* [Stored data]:
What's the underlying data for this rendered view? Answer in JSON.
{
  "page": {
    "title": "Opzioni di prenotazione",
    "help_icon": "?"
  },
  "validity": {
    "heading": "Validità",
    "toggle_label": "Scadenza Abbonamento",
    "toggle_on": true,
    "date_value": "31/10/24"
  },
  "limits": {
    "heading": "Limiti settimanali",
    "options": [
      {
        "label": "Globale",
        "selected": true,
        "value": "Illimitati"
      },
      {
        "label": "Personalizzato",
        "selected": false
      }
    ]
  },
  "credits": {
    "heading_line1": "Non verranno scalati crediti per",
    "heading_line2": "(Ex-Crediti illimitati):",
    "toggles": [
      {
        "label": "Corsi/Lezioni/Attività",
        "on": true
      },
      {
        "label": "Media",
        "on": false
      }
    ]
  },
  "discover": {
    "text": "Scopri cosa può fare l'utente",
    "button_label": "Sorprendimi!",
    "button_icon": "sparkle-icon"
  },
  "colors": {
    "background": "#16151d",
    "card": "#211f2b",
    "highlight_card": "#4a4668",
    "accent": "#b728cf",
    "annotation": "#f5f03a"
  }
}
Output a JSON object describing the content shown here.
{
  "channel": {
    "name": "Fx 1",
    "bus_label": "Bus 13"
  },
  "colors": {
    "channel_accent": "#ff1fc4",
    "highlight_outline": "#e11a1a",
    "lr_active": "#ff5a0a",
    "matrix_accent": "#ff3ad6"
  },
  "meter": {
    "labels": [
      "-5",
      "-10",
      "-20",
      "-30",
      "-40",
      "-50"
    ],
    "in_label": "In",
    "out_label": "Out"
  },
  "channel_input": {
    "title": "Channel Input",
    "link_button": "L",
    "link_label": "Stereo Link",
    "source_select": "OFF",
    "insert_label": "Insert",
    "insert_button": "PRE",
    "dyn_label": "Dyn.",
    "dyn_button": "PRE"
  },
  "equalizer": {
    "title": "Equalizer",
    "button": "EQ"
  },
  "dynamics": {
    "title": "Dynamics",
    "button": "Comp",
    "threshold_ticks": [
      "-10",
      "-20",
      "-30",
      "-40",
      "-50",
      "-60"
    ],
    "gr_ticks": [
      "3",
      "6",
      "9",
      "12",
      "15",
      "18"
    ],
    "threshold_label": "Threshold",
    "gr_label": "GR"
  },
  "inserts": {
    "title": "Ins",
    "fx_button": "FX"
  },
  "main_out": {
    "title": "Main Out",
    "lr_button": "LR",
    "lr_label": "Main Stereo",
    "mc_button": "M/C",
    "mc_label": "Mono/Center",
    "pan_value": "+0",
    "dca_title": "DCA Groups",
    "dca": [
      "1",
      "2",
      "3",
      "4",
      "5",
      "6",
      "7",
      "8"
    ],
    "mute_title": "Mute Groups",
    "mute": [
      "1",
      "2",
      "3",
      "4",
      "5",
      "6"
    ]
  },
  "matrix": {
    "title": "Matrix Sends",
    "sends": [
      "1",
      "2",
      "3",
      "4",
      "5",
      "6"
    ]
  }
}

* [STATED PROBLEM]: Return each line in the records that holds the string "JSON".

* [SOLUTION TO THE PROBLEM]:
What's the underlying data for this rendered view? Answer in JSON.
Output a JSON object describing the content shown here.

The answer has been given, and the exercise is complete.